AIM OF THE TASK:
Search the listing below for "Elevation". Copy each matching line.

Items from a figure collection:
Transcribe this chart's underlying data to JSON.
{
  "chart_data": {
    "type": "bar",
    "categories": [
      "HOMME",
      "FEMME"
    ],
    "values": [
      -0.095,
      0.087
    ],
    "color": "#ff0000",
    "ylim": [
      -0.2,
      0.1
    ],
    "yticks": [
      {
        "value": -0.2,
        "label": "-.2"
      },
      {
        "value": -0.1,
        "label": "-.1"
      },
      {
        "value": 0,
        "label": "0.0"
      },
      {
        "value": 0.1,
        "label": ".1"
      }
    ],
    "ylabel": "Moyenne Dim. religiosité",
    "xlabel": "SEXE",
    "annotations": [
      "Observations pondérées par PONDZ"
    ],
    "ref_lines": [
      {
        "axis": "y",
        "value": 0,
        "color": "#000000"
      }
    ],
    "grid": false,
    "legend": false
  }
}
--
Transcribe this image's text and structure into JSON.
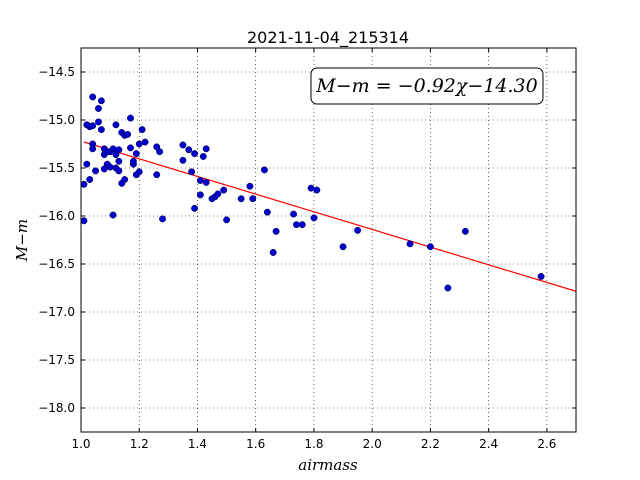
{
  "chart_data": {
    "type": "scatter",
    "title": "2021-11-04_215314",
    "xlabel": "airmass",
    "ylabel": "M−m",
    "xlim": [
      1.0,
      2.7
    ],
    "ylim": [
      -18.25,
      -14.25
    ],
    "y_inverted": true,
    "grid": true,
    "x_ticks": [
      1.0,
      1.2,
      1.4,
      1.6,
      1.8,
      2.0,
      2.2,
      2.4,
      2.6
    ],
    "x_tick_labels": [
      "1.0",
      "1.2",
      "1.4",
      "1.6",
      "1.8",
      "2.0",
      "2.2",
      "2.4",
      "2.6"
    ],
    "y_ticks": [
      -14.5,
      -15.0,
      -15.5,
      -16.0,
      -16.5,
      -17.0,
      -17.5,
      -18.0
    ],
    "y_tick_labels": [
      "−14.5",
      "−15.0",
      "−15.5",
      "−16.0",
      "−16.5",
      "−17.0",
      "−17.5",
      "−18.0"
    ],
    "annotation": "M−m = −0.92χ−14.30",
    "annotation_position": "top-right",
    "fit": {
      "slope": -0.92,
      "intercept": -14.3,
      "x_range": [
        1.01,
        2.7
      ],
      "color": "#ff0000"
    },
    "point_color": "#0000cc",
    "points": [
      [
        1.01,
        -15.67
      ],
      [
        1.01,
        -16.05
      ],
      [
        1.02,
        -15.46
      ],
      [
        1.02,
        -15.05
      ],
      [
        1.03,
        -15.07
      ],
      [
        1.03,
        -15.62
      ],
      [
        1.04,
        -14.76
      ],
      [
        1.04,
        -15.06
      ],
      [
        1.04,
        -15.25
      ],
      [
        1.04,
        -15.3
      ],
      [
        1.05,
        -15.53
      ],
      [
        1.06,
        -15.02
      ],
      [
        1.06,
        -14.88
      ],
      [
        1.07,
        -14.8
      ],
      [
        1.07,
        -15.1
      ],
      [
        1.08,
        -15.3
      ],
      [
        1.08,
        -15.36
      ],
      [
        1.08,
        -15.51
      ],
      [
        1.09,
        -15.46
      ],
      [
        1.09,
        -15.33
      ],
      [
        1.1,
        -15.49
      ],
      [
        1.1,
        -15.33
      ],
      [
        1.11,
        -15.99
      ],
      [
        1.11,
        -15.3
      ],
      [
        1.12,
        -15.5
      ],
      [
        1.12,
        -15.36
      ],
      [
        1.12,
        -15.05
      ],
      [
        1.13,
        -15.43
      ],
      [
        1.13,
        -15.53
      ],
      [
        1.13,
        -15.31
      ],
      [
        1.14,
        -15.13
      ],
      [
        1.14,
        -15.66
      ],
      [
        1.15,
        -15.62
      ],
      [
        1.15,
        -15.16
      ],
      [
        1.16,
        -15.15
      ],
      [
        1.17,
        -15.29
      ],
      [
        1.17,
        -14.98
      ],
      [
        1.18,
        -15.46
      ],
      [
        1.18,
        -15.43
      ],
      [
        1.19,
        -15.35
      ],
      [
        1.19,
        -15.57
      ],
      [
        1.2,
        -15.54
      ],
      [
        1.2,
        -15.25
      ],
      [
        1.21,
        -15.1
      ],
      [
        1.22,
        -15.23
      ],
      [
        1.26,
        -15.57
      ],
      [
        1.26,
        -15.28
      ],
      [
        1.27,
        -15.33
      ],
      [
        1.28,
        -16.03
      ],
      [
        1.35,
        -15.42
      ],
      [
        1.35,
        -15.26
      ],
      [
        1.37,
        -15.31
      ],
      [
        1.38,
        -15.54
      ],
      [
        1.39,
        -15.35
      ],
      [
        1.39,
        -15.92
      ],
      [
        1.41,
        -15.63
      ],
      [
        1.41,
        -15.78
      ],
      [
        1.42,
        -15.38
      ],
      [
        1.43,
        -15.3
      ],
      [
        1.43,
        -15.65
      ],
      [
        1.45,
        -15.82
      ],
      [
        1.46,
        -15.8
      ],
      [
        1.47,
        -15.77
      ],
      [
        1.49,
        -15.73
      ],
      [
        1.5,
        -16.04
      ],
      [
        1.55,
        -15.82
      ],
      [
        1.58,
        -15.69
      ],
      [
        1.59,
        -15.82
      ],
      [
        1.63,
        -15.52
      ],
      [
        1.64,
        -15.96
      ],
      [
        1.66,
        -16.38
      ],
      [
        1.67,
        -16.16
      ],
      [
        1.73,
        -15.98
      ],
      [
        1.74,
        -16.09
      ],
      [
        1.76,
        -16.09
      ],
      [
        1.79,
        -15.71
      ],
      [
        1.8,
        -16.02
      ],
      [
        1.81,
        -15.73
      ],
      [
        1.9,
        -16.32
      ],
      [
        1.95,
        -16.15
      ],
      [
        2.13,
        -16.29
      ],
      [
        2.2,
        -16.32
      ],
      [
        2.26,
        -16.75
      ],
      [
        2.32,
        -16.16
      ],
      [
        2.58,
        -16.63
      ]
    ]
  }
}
* * *
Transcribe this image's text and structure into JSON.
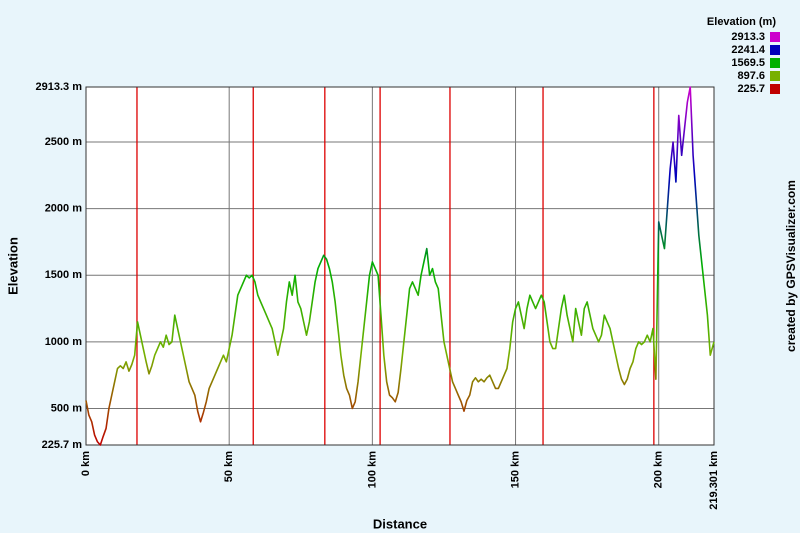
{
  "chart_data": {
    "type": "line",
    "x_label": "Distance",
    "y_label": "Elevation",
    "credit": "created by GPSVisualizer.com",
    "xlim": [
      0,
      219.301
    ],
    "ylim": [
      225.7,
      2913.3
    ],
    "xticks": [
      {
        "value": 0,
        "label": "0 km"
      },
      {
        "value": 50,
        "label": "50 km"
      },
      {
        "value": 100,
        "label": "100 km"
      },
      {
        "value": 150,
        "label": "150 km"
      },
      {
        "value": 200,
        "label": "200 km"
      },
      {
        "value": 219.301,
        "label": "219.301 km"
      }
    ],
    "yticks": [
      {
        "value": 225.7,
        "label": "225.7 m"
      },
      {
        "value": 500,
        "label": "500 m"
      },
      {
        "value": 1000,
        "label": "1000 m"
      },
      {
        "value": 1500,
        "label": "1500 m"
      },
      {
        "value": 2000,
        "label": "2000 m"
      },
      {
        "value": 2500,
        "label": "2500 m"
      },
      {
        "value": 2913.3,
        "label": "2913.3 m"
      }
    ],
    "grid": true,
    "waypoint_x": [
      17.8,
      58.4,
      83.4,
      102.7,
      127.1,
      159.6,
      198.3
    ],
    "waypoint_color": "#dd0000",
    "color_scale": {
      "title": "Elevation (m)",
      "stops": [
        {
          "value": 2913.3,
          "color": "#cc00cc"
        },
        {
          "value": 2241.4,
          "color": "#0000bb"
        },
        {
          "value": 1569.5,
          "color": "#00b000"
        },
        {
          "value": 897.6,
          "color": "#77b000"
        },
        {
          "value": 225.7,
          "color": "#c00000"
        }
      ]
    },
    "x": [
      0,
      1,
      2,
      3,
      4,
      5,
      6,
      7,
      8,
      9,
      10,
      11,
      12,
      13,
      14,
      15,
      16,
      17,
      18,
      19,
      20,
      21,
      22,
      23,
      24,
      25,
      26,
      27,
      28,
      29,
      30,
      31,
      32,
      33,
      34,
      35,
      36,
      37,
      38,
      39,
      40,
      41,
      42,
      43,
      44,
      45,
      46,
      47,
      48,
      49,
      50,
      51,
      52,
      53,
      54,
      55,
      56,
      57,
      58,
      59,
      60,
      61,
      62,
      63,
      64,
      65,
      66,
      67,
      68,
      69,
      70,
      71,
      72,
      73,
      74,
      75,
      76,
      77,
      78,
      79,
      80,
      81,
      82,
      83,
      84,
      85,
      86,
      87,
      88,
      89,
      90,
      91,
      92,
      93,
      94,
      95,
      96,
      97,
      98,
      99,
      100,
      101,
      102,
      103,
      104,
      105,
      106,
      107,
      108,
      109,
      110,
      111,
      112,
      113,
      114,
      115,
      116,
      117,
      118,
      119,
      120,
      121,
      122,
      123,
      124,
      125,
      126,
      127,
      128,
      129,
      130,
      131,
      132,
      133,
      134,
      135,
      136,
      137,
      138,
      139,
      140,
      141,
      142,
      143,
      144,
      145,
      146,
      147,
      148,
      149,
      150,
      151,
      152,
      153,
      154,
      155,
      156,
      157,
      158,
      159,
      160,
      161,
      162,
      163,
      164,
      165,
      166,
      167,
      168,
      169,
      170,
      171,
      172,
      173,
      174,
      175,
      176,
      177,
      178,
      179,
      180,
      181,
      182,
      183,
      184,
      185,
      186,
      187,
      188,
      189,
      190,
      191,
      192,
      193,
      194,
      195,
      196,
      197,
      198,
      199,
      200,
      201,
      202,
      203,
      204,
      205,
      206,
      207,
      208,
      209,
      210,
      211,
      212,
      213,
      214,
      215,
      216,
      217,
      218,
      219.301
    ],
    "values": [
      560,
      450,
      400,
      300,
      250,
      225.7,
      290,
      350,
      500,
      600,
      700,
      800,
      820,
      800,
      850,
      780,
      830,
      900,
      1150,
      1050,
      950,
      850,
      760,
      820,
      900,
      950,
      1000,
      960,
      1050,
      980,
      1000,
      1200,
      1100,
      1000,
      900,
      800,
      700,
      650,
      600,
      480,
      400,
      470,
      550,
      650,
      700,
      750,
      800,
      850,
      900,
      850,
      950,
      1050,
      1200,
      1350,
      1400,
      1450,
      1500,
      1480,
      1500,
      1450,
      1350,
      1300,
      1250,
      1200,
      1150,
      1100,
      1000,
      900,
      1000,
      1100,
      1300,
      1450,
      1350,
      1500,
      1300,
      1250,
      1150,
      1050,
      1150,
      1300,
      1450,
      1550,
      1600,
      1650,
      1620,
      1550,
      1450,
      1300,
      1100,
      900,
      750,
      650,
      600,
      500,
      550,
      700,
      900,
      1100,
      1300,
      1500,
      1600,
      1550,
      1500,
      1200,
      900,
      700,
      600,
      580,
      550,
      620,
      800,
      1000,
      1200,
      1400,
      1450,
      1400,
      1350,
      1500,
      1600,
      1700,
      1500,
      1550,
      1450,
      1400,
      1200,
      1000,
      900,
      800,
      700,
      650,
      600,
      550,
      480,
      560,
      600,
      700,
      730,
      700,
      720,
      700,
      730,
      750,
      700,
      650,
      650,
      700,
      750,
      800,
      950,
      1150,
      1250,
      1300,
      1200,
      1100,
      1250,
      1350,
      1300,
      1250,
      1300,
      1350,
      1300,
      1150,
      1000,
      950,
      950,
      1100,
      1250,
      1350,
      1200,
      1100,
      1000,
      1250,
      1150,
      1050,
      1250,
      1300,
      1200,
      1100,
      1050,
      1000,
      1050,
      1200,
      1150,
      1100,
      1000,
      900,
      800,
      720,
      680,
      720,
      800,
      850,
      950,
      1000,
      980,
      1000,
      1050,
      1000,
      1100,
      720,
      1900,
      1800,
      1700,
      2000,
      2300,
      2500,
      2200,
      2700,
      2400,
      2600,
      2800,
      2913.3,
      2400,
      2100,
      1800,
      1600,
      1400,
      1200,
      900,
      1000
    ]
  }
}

RESULT FOR THIS TASK:
    "y_label": "Elevation",
      "title": "Elevation (m)",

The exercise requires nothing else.